INFORMATION GIVEN:
+ + + + + + +

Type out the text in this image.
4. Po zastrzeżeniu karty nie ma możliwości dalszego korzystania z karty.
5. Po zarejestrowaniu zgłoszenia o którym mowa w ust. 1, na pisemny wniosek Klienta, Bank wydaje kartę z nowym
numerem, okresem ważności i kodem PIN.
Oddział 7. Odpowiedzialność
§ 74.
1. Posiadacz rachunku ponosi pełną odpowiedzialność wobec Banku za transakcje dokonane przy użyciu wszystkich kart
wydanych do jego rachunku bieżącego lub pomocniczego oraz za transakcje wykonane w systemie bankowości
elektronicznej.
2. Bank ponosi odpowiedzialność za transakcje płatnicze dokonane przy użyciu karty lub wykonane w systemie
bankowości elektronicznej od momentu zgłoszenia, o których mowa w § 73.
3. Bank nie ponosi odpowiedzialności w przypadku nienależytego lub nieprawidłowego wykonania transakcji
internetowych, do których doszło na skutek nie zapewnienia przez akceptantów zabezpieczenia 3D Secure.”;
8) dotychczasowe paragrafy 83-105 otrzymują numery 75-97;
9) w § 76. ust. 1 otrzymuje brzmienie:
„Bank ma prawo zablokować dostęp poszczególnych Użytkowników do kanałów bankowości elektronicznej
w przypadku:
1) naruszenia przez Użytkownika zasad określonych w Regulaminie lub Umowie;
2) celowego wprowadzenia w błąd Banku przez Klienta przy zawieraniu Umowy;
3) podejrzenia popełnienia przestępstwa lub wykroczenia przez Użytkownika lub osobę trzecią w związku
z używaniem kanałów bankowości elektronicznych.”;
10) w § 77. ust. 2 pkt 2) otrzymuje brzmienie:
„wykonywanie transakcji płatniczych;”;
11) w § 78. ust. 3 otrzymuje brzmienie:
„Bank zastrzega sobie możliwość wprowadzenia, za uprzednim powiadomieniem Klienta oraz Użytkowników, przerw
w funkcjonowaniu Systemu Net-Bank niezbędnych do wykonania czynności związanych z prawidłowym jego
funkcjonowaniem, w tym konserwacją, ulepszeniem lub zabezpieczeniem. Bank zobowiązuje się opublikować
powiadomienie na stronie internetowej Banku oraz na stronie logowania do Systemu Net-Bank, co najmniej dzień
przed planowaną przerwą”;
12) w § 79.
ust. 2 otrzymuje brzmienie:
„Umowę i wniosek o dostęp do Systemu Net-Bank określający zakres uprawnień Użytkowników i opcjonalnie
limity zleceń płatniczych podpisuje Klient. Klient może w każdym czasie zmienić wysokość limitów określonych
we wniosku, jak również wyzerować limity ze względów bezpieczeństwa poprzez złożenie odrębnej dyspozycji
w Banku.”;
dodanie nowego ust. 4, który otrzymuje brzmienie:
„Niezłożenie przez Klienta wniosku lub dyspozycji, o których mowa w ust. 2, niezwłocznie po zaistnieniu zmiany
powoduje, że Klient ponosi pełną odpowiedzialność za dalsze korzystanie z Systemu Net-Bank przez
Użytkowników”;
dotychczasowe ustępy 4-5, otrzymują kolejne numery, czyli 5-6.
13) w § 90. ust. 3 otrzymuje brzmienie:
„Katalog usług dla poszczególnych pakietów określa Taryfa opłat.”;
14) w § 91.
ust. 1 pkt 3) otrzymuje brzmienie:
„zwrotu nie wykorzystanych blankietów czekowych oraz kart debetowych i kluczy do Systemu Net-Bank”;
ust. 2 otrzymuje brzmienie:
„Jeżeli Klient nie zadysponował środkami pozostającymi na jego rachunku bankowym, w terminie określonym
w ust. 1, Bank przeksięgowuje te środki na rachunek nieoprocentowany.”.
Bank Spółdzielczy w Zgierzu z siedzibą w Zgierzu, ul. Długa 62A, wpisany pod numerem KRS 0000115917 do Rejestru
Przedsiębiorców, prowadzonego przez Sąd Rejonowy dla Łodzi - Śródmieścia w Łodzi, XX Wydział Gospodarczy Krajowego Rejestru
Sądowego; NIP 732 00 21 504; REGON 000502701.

+ + + + + + +

TASK TO CARRY OUT:
Quote the whole listing above, leaving nothing out.

SOLUTION:
Type out the text in this image.
4. Po zastrzeżeniu karty nie ma możliwości dalszego korzystania z karty.
5. Po zarejestrowaniu zgłoszenia o którym mowa w ust. 1, na pisemny wniosek Klienta, Bank wydaje kartę z nowym
numerem, okresem ważności i kodem PIN.
Oddział 7. Odpowiedzialność
§ 74.
1. Posiadacz rachunku ponosi pełną odpowiedzialność wobec Banku za transakcje dokonane przy użyciu wszystkich kart
wydanych do jego rachunku bieżącego lub pomocniczego oraz za transakcje wykonane w systemie bankowości
elektronicznej.
2. Bank ponosi odpowiedzialność za transakcje płatnicze dokonane przy użyciu karty lub wykonane w systemie
bankowości elektronicznej od momentu zgłoszenia, o których mowa w § 73.
3. Bank nie ponosi odpowiedzialności w przypadku nienależytego lub nieprawidłowego wykonania transakcji
internetowych, do których doszło na skutek nie zapewnienia przez akceptantów zabezpieczenia 3D Secure.”;
8) dotychczasowe paragrafy 83-105 otrzymują numery 75-97;
9) w § 76. ust. 1 otrzymuje brzmienie:
„Bank ma prawo zablokować dostęp poszczególnych Użytkowników do kanałów bankowości elektronicznej
w przypadku:
1) naruszenia przez Użytkownika zasad określonych w Regulaminie lub Umowie;
2) celowego wprowadzenia w błąd Banku przez Klienta przy zawieraniu Umowy;
3) podejrzenia popełnienia przestępstwa lub wykroczenia przez Użytkownika lub osobę trzecią w związku
z używaniem kanałów bankowości elektronicznych.”;
10) w § 77. ust. 2 pkt 2) otrzymuje brzmienie:
„wykonywanie transakcji płatniczych;”;
11) w § 78. ust. 3 otrzymuje brzmienie:
„Bank zastrzega sobie możliwość wprowadzenia, za uprzednim powiadomieniem Klienta oraz Użytkowników, przerw
w funkcjonowaniu Systemu Net-Bank niezbędnych do wykonania czynności związanych z prawidłowym jego
funkcjonowaniem, w tym konserwacją, ulepszeniem lub zabezpieczeniem. Bank zobowiązuje się opublikować
powiadomienie na stronie internetowej Banku oraz na stronie logowania do Systemu Net-Bank, co najmniej dzień
przed planowaną przerwą”;
12) w § 79.
ust. 2 otrzymuje brzmienie:
„Umowę i wniosek o dostęp do Systemu Net-Bank określający zakres uprawnień Użytkowników i opcjonalnie
limity zleceń płatniczych podpisuje Klient. Klient może w każdym czasie zmienić wysokość limitów określonych
we wniosku, jak również wyzerować limity ze względów bezpieczeństwa poprzez złożenie odrębnej dyspozycji
w Banku.”;
dodanie nowego ust. 4, który otrzymuje brzmienie:
„Niezłożenie przez Klienta wniosku lub dyspozycji, o których mowa w ust. 2, niezwłocznie po zaistnieniu zmiany
powoduje, że Klient ponosi pełną odpowiedzialność za dalsze korzystanie z Systemu Net-Bank przez
Użytkowników”;
dotychczasowe ustępy 4-5, otrzymują kolejne numery, czyli 5-6.
13) w § 90. ust. 3 otrzymuje brzmienie:
„Katalog usług dla poszczególnych pakietów określa Taryfa opłat.”;
14) w § 91.
ust. 1 pkt 3) otrzymuje brzmienie:
„zwrotu nie wykorzystanych blankietów czekowych oraz kart debetowych i kluczy do Systemu Net-Bank”;
ust. 2 otrzymuje brzmienie:
„Jeżeli Klient nie zadysponował środkami pozostającymi na jego rachunku bankowym, w terminie określonym
w ust. 1, Bank przeksięgowuje te środki na rachunek nieoprocentowany.”.
Bank Spółdzielczy w Zgierzu z siedzibą w Zgierzu, ul. Długa 62A, wpisany pod numerem KRS 0000115917 do Rejestru
Przedsiębiorców, prowadzonego przez Sąd Rejonowy dla Łodzi - Śródmieścia w Łodzi, XX Wydział Gospodarczy Krajowego Rejestru
Sądowego; NIP 732 00 21 504; REGON 000502701.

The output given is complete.